* [VORLIEGENDER TEXT]:
----
Interview: Weltreise mit Hängematte im Handgepäck

Interview: Weltreise mit Hängematte im Handgepäck

Wer in der Vergangenheit die Nummer des LA SIESTA Kundenservices angerufen hat, wird mit sehr hoher Wahrscheinlichkeit mit Sjoukje gesprochen haben. Sjoukje war nicht nur eine beliebte und lebenslustige Kollegin, sondern auch ein Paradiesvogel, der sich nie anpassen wollte und getrieben von Neugierde und Fernweh ist. Nun hat sie sich gemeinsam mit ihrem Mann Florian dazu entschlossen, alles hinter sich zu lassen und eine Weltreise auf unbestimmte Zeit anzutreten. Der Job wurde schweren Herzens gekündigt, die gemeinsame Bleibe verkauft. Bevor es losgeht, haben wir uns noch einmal mit den Beiden getroffen, um die letzten Eindrücke vor dem großen Abenteuer festzuhalten.

 

LA SIESTA: Die Entscheidung, eine Weltreise ohne Rückflugticket anzugehen, passiert sicher nicht von heute auf morgen. Erzählt doch mal, wie ihr bisher in Deutschland gelebt habt und zu welchem Zeitpunkt der Wunsch nach absoluter Freiheit aufkam.

Florian: Ich war schon immer bodenständig. Als gelernter Speditionskaufmann habe ich lange im Büro gearbeitet. Wir kauften uns eine Eigentumswohnung und haben diese dann früher als gedacht abbezahlt. Dann kam die Frage auf, was als Nächstes kommt. Jetzt einfach das Leben absitzen und die Füße stillhalten, um irgendwann eine sichere Rente zu haben? Dann haben wir uns entschlossen, ein Sabbatical (Ein Sonderurlaub auf bestimmte Zeit) zu nehmen, das wir tatsächlich bewilligt bekamen. 2015 ging es los und hat für mich so einiges verändert. Meine Sichtweise und das Sicherheitsdenken, das ich bis dahin hatte. Wir bereisten jeweils ein halbes Jahr Südamerika und Südostasien. 

Sjoukje: Wir starteten in Kolumbien, in das wir uns direkt verliebt hatten.

Florian: Dort haben wir so viele tolle Menschen kennengelernt. Es kam dann direkt der Gedanke auf, dass, wenn in Deutschland nicht mehr alles so läuft, wie wir uns das vorstellen, es durchaus auch andere Möglichkeiten gibt. Sprich: Komplett aussteigen.

 

LA SIESTA: Vom ersten Gedanken bis hin zur wirklichen Umsetzung ist es ja trotzdem ein großer Schritt. Kam der Punkt, an dem ihr euch entschlossen habt, es wirklich durchziehen, zeitgleich?
----
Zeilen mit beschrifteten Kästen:
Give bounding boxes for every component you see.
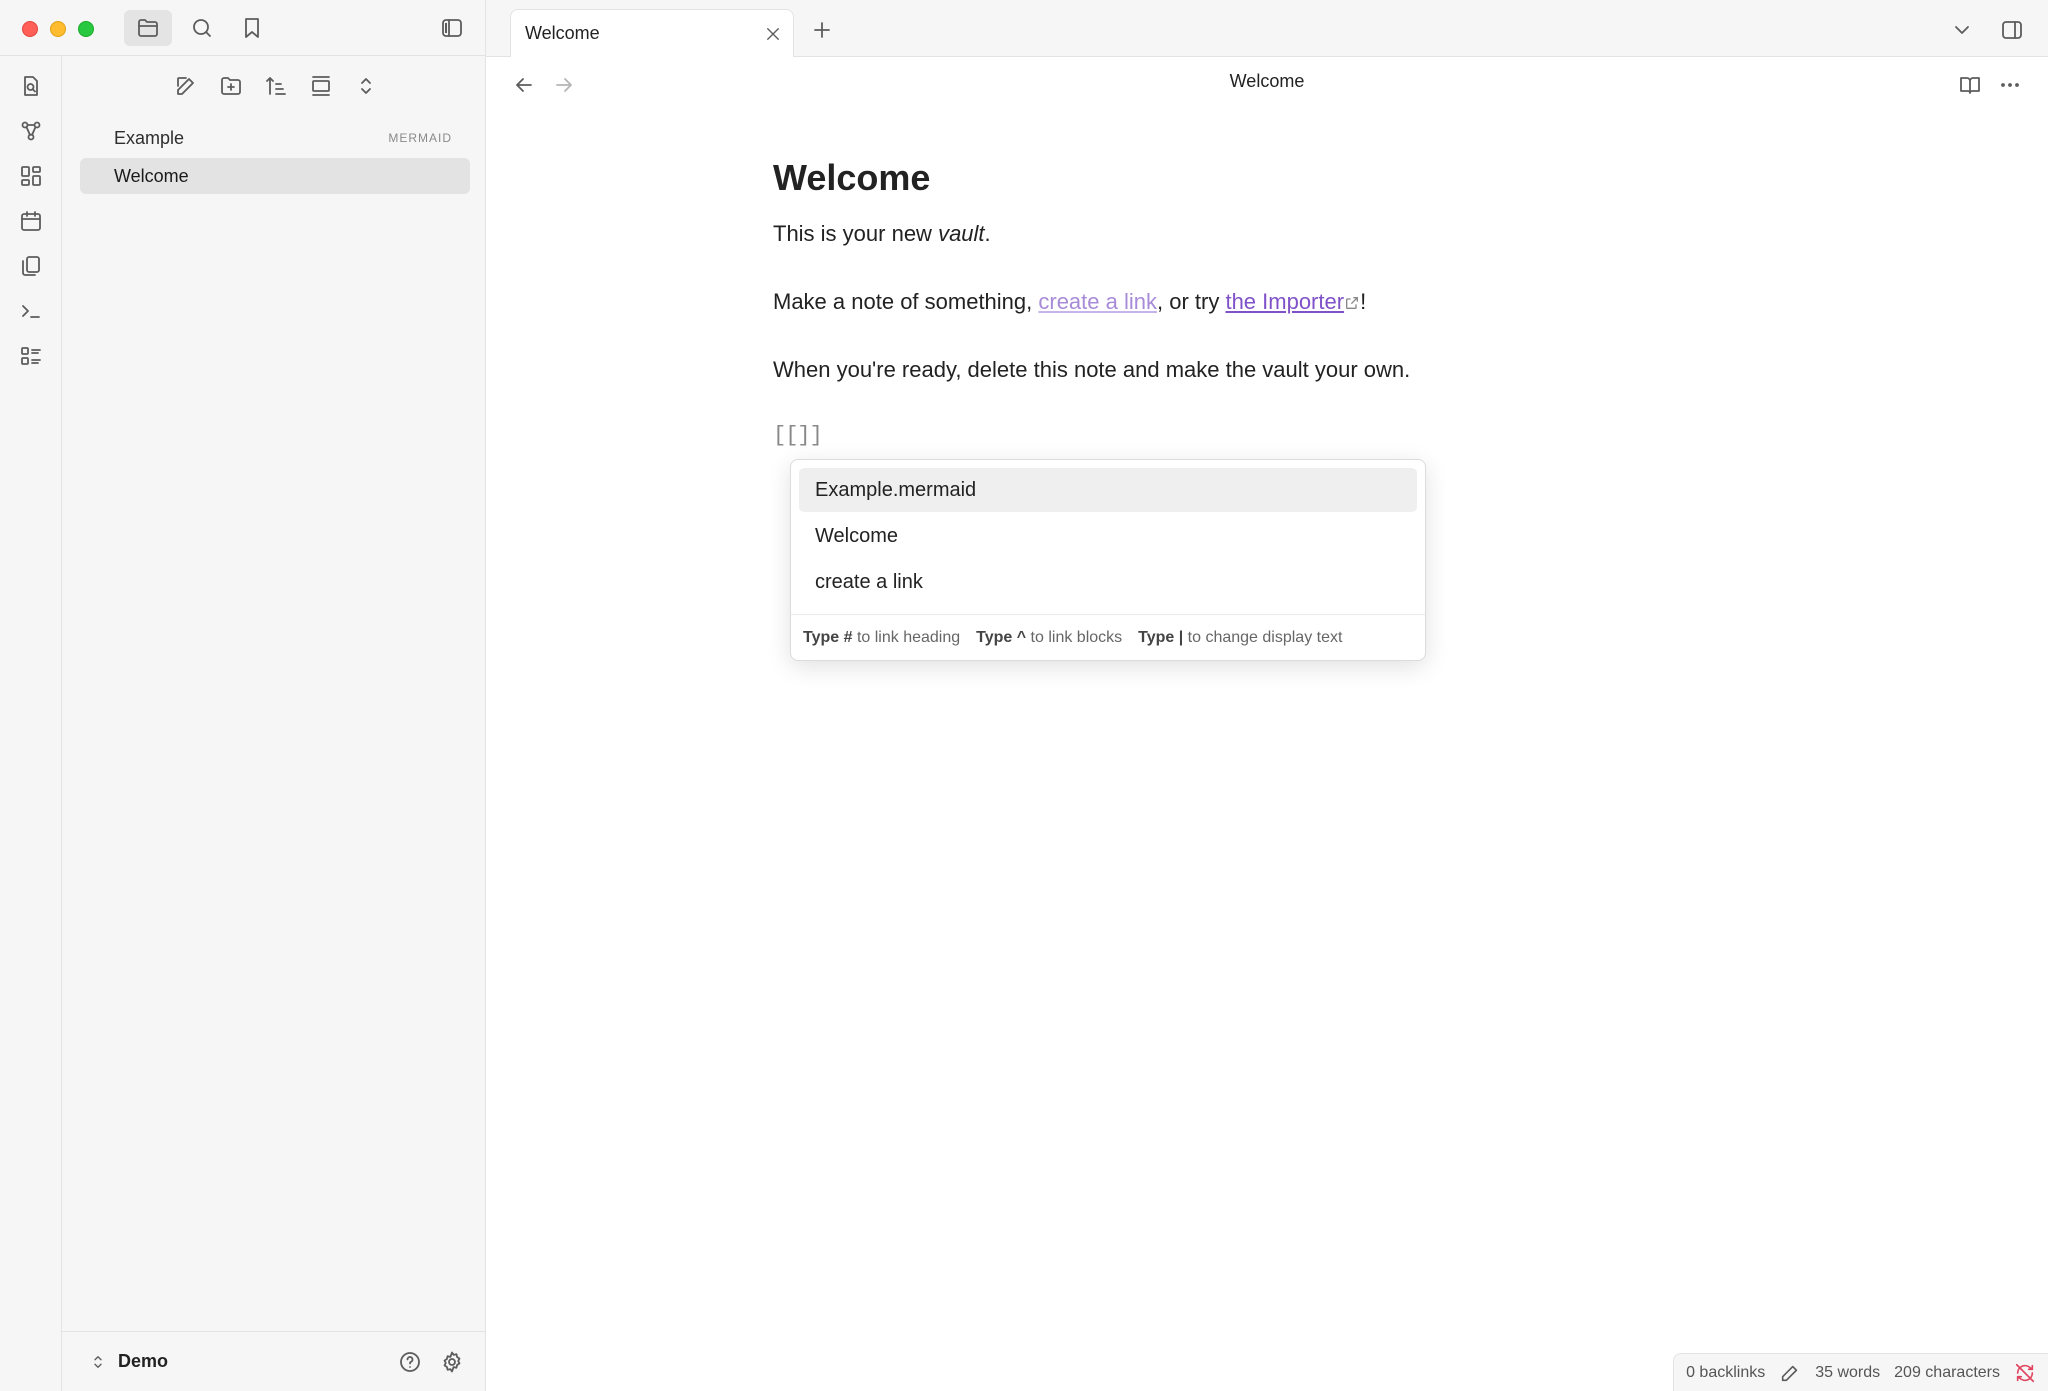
sidebar-titlebar (0, 0, 486, 56)
minimize-window-button[interactable] (50, 21, 66, 37)
sort-icon[interactable] (258, 70, 294, 102)
command-palette-icon[interactable] (15, 295, 47, 327)
vault-switcher-icon[interactable] (84, 1348, 112, 1376)
status-bar: 0 backlinks 35 words 209 characters (1673, 1353, 2048, 1391)
instruction-display-text: Type | to change display text (1138, 628, 1343, 646)
paragraph-2: Make a note of something, create a link,… (773, 289, 1367, 314)
close-window-button[interactable] (22, 21, 38, 37)
suggestion-item[interactable]: Example.mermaid (799, 468, 1417, 512)
new-note-icon[interactable] (168, 70, 204, 102)
edit-mode-pencil-icon[interactable] (1779, 1362, 1801, 1384)
link-input-brackets[interactable]: [[]] (773, 423, 1673, 448)
file-item-welcome[interactable]: Welcome (80, 158, 470, 194)
search-icon[interactable] (184, 10, 220, 46)
sidebar-toggle-icon[interactable] (434, 10, 470, 46)
expand-collapse-icon[interactable] (348, 70, 384, 102)
tab-label: Welcome (525, 23, 600, 43)
instruction-blocks: Type ^ to link blocks (976, 628, 1123, 646)
open-quick-switcher-icon[interactable] (15, 70, 47, 102)
bookmark-icon[interactable] (234, 10, 270, 46)
suggestion-instructions: Type # to link heading Type ^ to link bl… (791, 614, 1425, 660)
tab-welcome[interactable]: Welcome (510, 9, 794, 57)
graph-view-icon[interactable] (15, 115, 47, 147)
character-count: 209 characters (1894, 1363, 2000, 1381)
paragraph-3: When you're ready, delete this note and … (773, 357, 1411, 382)
note-content[interactable]: Welcome This is your new vault. Make a n… (773, 157, 1673, 448)
suggestion-item[interactable]: Welcome (799, 514, 1417, 558)
external-link-importer[interactable]: the Importer (1225, 289, 1360, 314)
tab-bar: Welcome (486, 0, 2048, 57)
sync-error-icon[interactable] (2014, 1362, 2036, 1384)
ribbon (0, 56, 62, 1391)
tab-list-chevron-down-icon[interactable] (1946, 14, 1978, 46)
templates-icon[interactable] (15, 250, 47, 282)
instruction-heading: Type # to link heading (803, 628, 961, 646)
collapse-icon[interactable] (303, 70, 339, 102)
file-type-badge: MERMAID (388, 131, 452, 145)
zoom-window-button[interactable] (78, 21, 94, 37)
file-item-label: Welcome (114, 165, 189, 186)
paragraph-1: This is your new vault. (773, 221, 991, 246)
note-heading: Welcome (773, 157, 931, 198)
more-options-icon[interactable] (1994, 69, 2026, 101)
file-item-example[interactable]: Example MERMAID (80, 120, 470, 156)
new-tab-plus-icon[interactable] (806, 14, 838, 46)
backlinks-count[interactable]: 0 backlinks (1686, 1364, 1765, 1382)
right-sidebar-toggle-icon[interactable] (1994, 12, 2030, 48)
daily-note-icon[interactable] (15, 205, 47, 237)
file-item-label: Example (114, 127, 185, 148)
internal-link-create-a-link[interactable]: create a link (1038, 289, 1157, 314)
link-suggestion-popup: Example.mermaid Welcome create a link Ty… (790, 459, 1426, 661)
suggestion-item[interactable]: create a link (799, 560, 1417, 604)
vault-switcher-bar: Demo (62, 1331, 486, 1391)
word-count: 35 words (1815, 1363, 1881, 1381)
external-link-icon (1346, 297, 1359, 310)
file-explorer: Example MERMAID Welcome Demo (62, 56, 486, 1391)
close-tab-icon[interactable] (761, 22, 785, 46)
folder-icon[interactable] (124, 10, 172, 46)
vault-name[interactable]: Demo (118, 1351, 168, 1372)
canvas-icon[interactable] (15, 160, 47, 192)
help-icon[interactable] (394, 1346, 426, 1378)
editor-pane: Welcome Welcome This is your new vault. … (486, 57, 2048, 1391)
new-folder-icon[interactable] (213, 70, 249, 102)
view-header-title[interactable]: Welcome (486, 71, 2048, 92)
settings-gear-icon[interactable] (436, 1346, 468, 1378)
outline-icon[interactable] (15, 340, 47, 372)
reading-view-book-icon[interactable] (1954, 69, 1986, 101)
----
* [AUFGABENSTELLUNG]: Gib aus dem Interview über die Weltreise den Abschnitt von "Florian: Ich war" bis "Südamerika und Südostasien." wortgetreu wieder.

* [SCHRIFTLICHE ANTWORT]:
Florian: Ich war schon immer bodenständig. Als gelernter Speditionskaufmann habe ich lange im Büro gearbeitet. Wir kauften uns eine Eigentumswohnung und haben diese dann früher als gedacht abbezahlt. Dann kam die Frage auf, was als Nächstes kommt. Jetzt einfach das Leben absitzen und die Füße stillhalten, um irgendwann eine sichere Rente zu haben? Dann haben wir uns entschlossen, ein Sabbatical (Ein Sonderurlaub auf bestimmte Zeit) zu nehmen, das wir tatsächlich bewilligt bekamen. 2015 ging es los und hat für mich so einiges verändert. Meine Sichtweise und das Sicherheitsdenken, das ich bis dahin hatte. Wir bereisten jeweils ein halbes Jahr Südamerika und Südostasien.